Given data =>
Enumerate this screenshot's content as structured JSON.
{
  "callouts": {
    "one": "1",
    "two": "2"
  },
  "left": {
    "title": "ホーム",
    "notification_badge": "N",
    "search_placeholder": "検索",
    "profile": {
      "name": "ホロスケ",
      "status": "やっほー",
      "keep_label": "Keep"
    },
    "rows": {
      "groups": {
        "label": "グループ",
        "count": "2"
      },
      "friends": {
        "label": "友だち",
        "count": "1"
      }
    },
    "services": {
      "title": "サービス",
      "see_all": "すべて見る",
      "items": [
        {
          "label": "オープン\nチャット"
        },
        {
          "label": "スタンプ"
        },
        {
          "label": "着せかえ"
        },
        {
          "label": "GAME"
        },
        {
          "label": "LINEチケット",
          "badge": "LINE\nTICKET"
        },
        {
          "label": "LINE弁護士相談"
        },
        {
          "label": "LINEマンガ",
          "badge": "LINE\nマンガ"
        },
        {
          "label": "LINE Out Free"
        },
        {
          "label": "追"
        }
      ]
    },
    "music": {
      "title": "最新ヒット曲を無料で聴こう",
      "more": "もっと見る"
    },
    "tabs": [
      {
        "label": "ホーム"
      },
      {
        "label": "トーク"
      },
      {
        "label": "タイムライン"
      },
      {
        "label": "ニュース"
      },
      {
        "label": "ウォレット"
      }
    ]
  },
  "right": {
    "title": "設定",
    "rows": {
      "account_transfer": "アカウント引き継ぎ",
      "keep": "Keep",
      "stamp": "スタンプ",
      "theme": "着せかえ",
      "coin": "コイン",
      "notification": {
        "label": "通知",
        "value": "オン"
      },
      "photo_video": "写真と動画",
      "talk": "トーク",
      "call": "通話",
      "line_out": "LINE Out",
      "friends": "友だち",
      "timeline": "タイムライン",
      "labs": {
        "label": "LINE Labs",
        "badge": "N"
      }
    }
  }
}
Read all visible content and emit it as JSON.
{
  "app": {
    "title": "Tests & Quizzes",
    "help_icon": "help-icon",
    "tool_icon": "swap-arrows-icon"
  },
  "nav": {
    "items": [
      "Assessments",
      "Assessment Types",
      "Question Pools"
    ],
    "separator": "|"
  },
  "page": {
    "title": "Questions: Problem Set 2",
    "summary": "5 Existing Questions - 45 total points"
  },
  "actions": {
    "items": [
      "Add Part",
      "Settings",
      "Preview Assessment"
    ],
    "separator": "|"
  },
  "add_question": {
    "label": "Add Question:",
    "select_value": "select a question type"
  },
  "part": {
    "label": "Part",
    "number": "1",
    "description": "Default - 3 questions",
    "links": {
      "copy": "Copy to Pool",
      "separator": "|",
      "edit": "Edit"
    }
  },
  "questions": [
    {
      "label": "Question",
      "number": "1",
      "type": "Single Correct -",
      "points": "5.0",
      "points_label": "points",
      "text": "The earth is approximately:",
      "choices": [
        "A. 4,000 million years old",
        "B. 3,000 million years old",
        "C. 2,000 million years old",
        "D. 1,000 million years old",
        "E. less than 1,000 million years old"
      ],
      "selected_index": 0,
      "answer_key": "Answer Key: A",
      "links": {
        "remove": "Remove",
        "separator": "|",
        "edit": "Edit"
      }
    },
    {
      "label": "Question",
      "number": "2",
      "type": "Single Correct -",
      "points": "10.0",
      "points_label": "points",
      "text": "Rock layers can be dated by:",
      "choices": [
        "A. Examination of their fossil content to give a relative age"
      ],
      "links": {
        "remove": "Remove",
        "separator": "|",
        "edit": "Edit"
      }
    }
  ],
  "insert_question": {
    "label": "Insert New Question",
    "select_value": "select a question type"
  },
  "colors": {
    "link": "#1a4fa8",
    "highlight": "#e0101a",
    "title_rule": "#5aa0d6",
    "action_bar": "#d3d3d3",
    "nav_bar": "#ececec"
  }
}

Set problem => Only a number is wanted here: how many lines in the data above include the string "content"?

Complete response => 3